### YOUR GOAL
Please copy all the lines that follow, word for word.
--- begin ---
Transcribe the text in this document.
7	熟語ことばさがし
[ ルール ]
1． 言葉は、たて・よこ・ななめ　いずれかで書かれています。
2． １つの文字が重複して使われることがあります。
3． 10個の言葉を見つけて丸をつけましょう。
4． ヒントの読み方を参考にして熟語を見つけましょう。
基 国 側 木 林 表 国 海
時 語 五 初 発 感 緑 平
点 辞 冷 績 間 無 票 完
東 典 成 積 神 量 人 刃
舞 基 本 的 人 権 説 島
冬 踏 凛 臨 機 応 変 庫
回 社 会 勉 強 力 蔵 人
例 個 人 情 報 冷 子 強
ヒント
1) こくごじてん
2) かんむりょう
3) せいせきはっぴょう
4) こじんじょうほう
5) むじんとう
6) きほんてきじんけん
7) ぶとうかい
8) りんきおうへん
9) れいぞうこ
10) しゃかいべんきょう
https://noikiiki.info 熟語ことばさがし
--- end ---
### EXPECTED ANSWER
Transcribe the text in this document.
7	熟語ことばさがし
[ ルール ]
1． 言葉は、たて・よこ・ななめ　いずれかで書かれています。
2． １つの文字が重複して使われることがあります。
3． 10個の言葉を見つけて丸をつけましょう。
4． ヒントの読み方を参考にして熟語を見つけましょう。
基 国 側 木 林 表 国 海
時 語 五 初 発 感 緑 平
点 辞 冷 績 間 無 票 完
東 典 成 積 神 量 人 刃
舞 基 本 的 人 権 説 島
冬 踏 凛 臨 機 応 変 庫
回 社 会 勉 強 力 蔵 人
例 個 人 情 報 冷 子 強
ヒント
1) こくごじてん
2) かんむりょう
3) せいせきはっぴょう
4) こじんじょうほう
5) むじんとう
6) きほんてきじんけん
7) ぶとうかい
8) りんきおうへん
9) れいぞうこ
10) しゃかいべんきょう
https://noikiiki.info 熟語ことばさがし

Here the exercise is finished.